▶ **WORK INSTRUCTIONS**: Gather all lines with "статьи" from the records.

-------

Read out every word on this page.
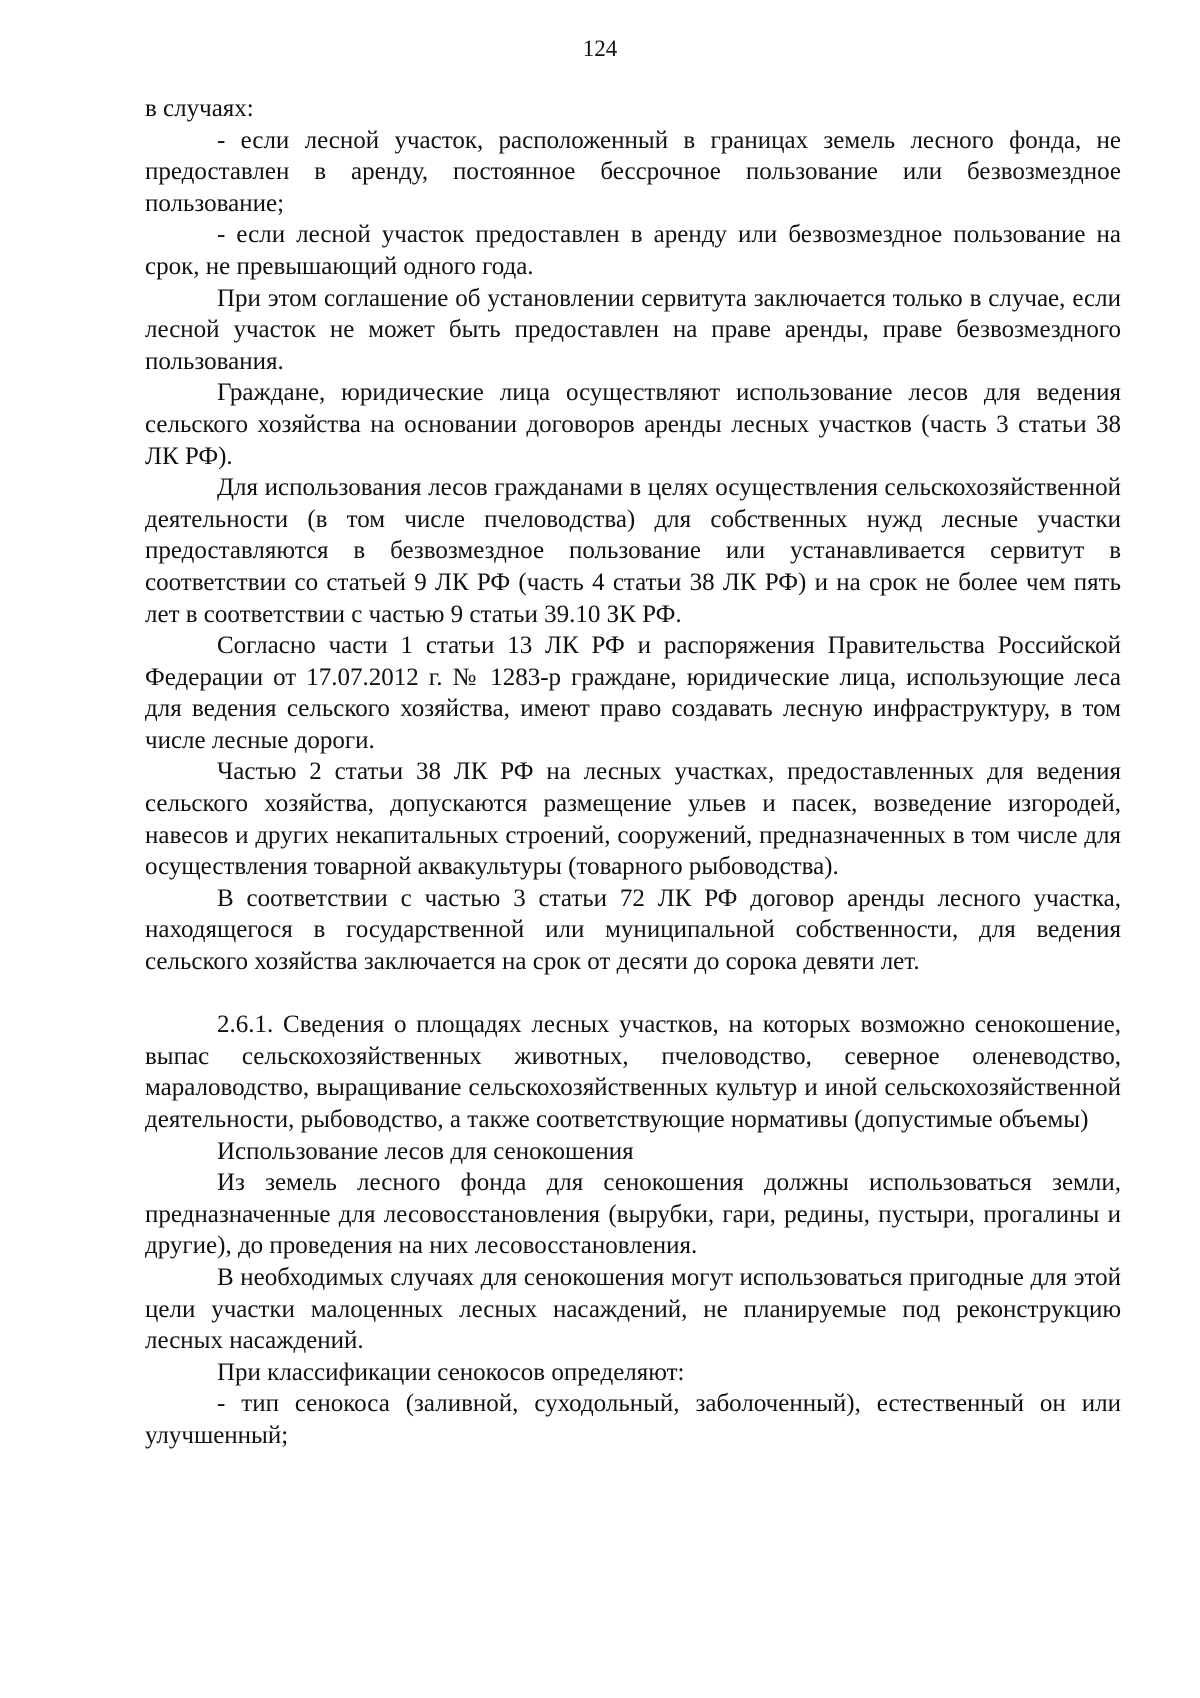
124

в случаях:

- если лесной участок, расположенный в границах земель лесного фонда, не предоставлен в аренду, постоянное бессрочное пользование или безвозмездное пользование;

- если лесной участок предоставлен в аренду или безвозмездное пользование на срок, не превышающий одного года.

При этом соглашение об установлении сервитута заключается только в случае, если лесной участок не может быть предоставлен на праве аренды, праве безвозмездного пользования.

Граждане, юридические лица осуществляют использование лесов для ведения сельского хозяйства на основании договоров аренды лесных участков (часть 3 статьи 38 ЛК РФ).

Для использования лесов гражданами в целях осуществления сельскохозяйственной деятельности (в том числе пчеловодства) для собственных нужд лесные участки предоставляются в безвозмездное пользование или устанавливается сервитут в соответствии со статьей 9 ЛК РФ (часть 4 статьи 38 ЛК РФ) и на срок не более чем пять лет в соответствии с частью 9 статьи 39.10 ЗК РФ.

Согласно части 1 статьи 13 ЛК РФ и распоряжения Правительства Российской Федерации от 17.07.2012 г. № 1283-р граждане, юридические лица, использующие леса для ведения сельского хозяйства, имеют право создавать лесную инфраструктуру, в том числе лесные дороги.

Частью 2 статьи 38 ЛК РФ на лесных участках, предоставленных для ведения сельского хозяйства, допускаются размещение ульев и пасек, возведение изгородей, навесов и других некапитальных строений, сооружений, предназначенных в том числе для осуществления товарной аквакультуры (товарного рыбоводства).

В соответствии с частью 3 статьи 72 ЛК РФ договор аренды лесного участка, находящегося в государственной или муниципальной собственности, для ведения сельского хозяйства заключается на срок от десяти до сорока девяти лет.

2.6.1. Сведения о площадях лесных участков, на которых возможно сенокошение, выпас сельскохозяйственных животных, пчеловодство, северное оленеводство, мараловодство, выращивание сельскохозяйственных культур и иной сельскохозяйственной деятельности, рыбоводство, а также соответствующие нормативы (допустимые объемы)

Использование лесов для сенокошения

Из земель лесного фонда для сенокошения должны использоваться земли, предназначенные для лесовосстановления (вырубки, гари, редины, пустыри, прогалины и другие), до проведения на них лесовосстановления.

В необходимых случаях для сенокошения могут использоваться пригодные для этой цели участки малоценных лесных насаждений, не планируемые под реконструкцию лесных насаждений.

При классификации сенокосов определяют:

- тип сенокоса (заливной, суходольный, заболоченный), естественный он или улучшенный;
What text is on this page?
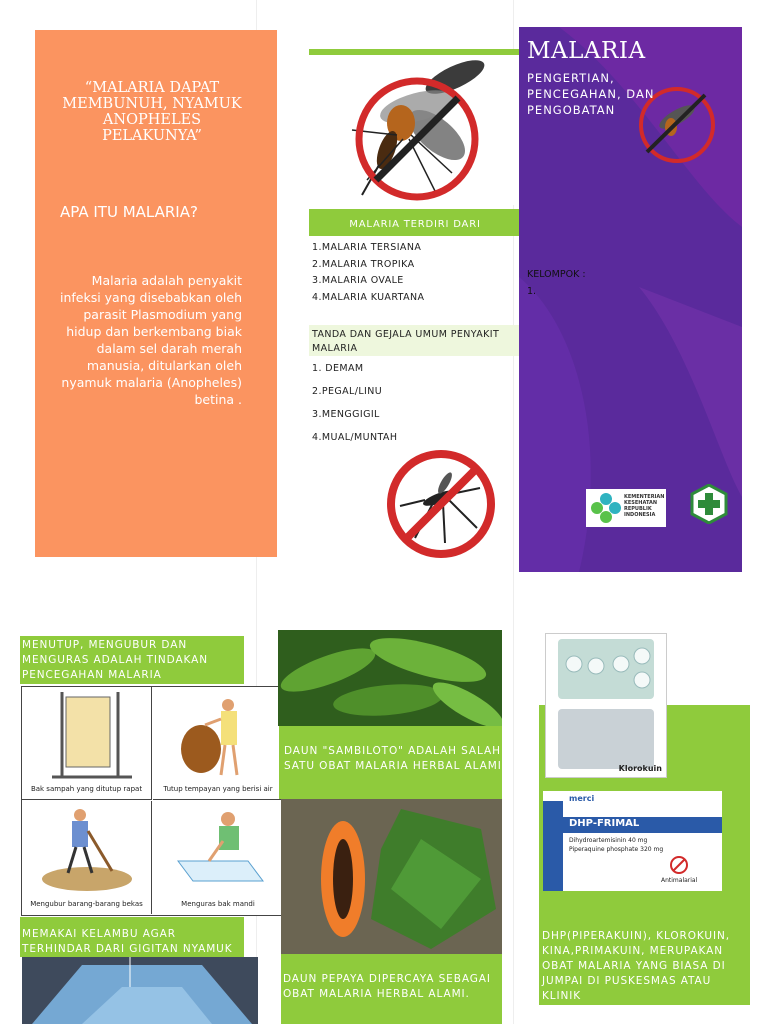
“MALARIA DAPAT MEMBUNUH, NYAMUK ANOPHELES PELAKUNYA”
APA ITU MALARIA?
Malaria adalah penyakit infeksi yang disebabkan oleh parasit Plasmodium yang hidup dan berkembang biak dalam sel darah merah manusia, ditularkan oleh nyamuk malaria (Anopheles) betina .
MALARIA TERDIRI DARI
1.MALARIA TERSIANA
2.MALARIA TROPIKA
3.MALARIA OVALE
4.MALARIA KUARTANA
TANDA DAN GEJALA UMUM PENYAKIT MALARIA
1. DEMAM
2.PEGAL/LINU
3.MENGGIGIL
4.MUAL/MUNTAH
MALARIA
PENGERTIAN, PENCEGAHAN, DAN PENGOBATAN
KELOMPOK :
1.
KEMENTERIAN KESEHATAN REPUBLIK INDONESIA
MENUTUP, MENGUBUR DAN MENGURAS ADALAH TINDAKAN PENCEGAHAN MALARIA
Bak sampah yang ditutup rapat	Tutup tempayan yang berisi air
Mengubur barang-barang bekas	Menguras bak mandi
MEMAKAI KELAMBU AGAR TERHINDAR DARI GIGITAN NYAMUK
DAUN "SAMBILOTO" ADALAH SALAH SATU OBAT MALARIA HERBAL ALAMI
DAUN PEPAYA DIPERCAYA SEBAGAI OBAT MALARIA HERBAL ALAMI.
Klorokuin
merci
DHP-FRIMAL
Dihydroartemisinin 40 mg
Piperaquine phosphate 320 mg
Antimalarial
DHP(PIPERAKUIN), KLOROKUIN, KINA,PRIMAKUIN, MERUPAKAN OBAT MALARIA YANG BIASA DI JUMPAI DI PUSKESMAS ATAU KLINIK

-------

▶ **SOLUTION**:
Граждане, юридические лица осуществляют использование лесов для ведения сельского хозяйства на основании договоров аренды лесных участков (часть 3 статьи 38 ЛК РФ).
Для использования лесов гражданами в целях осуществления сельскохозяйственной деятельности (в том числе пчеловодства) для собственных нужд лесные участки предоставляются в безвозмездное пользование или устанавливается сервитут в соответствии со статьей 9 ЛК РФ (часть 4 статьи 38 ЛК РФ) и на срок не более чем пять лет в соответствии с частью 9 статьи 39.10 ЗК РФ.
Согласно части 1 статьи 13 ЛК РФ и распоряжения Правительства Российской Федерации от 17.07.2012 г. № 1283-р граждане, юридические лица, использующие леса для ведения сельского хозяйства, имеют право создавать лесную инфраструктуру, в том числе лесные дороги.
Частью 2 статьи 38 ЛК РФ на лесных участках, предоставленных для ведения сельского хозяйства, допускаются размещение ульев и пасек, возведение изгородей, навесов и других некапитальных строений, сооружений, предназначенных в том числе для осуществления товарной аквакультуры (товарного рыбоводства).
В соответствии с частью 3 статьи 72 ЛК РФ договор аренды лесного участка, находящегося в государственной или муниципальной собственности, для ведения сельского хозяйства заключается на срок от десяти до сорока девяти лет.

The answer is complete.